*YOUR INSTRUCTIONS*
Find every line in the records below that holds the word "volume", and copy it out.

[Data records]
#####

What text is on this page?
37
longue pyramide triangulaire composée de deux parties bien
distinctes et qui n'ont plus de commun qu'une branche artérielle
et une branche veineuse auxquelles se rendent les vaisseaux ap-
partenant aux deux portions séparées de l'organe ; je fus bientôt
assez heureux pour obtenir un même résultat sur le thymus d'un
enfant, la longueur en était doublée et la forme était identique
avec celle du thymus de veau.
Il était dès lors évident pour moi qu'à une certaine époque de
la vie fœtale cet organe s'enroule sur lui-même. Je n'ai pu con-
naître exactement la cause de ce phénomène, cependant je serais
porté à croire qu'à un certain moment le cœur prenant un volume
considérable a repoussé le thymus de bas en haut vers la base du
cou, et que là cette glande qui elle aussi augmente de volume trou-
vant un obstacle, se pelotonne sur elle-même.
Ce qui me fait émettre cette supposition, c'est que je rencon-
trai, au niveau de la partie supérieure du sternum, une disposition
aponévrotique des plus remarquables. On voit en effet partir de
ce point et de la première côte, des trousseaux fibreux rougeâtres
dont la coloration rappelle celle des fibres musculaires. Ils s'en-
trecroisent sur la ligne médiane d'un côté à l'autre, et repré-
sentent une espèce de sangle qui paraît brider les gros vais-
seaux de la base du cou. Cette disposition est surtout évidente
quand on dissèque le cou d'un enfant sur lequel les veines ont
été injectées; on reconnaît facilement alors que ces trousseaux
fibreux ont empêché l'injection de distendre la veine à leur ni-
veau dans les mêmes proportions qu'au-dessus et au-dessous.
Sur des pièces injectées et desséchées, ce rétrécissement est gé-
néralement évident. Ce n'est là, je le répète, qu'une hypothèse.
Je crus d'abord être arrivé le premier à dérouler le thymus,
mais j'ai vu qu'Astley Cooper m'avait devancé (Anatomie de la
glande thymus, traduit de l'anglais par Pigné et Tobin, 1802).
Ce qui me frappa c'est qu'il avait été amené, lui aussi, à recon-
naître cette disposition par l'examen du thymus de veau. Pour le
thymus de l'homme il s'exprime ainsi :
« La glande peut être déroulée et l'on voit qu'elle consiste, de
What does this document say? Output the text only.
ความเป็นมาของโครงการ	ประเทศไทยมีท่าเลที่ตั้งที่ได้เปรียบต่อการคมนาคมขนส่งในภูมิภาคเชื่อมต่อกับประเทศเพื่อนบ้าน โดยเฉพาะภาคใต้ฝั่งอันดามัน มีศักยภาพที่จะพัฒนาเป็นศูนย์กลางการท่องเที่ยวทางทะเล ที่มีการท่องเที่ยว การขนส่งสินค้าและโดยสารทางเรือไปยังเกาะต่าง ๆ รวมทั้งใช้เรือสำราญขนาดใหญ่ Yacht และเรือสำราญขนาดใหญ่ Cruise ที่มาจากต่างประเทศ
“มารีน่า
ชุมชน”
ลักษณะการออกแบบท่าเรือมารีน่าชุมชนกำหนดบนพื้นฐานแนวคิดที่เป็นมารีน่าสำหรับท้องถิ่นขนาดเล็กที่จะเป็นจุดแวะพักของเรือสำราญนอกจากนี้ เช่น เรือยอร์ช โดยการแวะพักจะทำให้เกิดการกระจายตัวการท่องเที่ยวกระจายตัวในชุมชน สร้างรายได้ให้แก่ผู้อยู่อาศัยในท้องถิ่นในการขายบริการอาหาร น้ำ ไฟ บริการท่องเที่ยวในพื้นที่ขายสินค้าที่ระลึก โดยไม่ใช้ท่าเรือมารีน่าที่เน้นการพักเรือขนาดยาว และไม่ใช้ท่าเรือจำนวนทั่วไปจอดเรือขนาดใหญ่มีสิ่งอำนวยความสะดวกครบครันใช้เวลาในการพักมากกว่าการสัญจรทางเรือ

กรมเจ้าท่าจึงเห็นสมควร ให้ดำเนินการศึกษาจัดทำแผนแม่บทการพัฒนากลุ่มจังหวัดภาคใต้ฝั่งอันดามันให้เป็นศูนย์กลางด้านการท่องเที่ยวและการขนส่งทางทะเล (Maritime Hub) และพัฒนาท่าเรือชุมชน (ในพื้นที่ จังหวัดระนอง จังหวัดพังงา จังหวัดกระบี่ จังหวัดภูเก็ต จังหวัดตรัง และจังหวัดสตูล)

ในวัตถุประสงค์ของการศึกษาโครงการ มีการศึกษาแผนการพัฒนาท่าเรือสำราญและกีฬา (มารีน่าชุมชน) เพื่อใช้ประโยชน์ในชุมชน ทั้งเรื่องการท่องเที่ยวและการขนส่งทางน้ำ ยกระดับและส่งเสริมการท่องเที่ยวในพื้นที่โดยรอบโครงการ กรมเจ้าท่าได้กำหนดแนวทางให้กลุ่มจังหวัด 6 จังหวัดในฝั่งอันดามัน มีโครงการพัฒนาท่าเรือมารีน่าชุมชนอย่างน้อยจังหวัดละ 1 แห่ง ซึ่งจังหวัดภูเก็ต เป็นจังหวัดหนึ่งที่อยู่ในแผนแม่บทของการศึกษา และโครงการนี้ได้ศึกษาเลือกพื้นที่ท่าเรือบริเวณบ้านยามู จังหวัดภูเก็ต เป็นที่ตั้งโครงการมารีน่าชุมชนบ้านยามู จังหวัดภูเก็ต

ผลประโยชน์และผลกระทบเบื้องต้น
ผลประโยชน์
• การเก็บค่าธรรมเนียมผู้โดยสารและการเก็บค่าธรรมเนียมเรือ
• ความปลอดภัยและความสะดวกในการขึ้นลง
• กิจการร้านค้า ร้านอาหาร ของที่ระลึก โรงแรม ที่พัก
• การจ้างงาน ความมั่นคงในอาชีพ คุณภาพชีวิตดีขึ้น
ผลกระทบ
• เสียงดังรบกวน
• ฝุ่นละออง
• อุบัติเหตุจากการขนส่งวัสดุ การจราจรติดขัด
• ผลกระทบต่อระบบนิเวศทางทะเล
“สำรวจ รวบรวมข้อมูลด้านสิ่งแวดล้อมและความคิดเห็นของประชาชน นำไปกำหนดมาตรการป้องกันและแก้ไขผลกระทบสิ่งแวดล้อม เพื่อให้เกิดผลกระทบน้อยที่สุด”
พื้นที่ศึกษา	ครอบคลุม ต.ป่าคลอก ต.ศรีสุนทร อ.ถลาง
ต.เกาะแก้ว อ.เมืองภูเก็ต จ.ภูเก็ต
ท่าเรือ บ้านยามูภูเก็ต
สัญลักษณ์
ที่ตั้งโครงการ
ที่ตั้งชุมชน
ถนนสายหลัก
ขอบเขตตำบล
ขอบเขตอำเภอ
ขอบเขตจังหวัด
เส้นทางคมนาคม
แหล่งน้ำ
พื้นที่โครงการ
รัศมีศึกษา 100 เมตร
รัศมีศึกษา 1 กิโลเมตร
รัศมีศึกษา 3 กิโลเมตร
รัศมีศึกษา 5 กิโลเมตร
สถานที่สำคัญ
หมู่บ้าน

#####

*TASK SOLUTION*
porté à croire qu'à un certain moment le cœur prenant un volume
cou, et que là cette glande qui elle aussi augmente de volume trou-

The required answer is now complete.